┌─ Document segment

When the great avant-gardist John Cage died, just short of his eightieth birthday in 1992, he was already the subject of dozens of interviews, memoirs, and discussions of his contribution to music, music theory, and performance practice. But Cage never thought of himself as only (or even primarily) a composer; he was a poet, a visual artist, a philosophical thinker, and an important cultural critic.

John Cage: Composed in America is the first book-length work to address the "other" John Cage, a revisionist treatment of the way Cage himself has composed and been "composed" in America. Cage, as these original essays testify, is a contradictory figure. A disciple of Duchamp and Schoenberg, Satie and Joyce, he created compositions that undercut some of these artists’ central principles and then attributed his own compositional theories to their "tradition." An American in the Emerson-Thoreau mold, he paradoxically won his biggest audience in Europe. A freewheeling, Californian artist, Cage was committed to a severe work ethic and a firm discipline, especially the discipline of Zen Buddhism.

Following the text of Cage’s lecture-poem "Overpopulation and Art," delivered at Stanford shortly before his death and published here for the first time, ten critics respond to the challenge of the complexity and contradiction exhibited in his varied work. In keeping with Cage’s own interdisciplinarity, the critics approach that work from a variety of disciplines: philosophy (Daniel Herwitz, Gerald L. Bruns), biography and cultural history (Thomas S. Hines), game and chaos theory (N. Katherine Hayles), music culture (Jann Pasler), opera history (Herbert Lindenberger), literary and art criticism (Marjorie Perloff), cultural poetics (Gordana P. Crnkovic, Charles Junkerman), and poetic practice (Joan Retallack). But such labels are themselves confining: each of the essays sets up boundaries only to cross them at key points. The book thus represents, to use Cage’s own phrase, a much needed "beginning with ideas."

└─
┌─ Raw records

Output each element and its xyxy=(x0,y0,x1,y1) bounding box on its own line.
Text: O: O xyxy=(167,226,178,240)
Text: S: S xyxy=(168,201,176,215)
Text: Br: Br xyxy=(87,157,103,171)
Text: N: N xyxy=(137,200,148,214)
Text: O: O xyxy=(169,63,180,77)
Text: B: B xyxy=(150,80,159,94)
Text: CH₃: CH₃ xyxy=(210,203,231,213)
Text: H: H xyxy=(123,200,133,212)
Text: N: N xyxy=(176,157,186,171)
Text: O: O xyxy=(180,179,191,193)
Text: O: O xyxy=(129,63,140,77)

└─

Prompt 1 ->
Translate this sentence from the John Cage book description into Spanish: "Cage, as these original essays testify, is a contradictory figure."
Prompt 2 ->
Copy the John Cage book description between "When the great" and "important cultural critic.", inclusive, replacing "composer" with "musician".

Problem solution 1 ->
Cage, como atestiguan estos ensayos originales, es una figura contradictoria.

Problem solution 2 ->
When the great avant-gardist John Cage died, just short of his eightieth birthday in 1992, he was already the subject of dozens of interviews, memoirs, and discussions of his contribution to music, music theory, and performance practice. But Cage never thought of himself as only (or even primarily) a musician; he was a poet, a visual artist, a philosophical thinker, and an important cultural critic.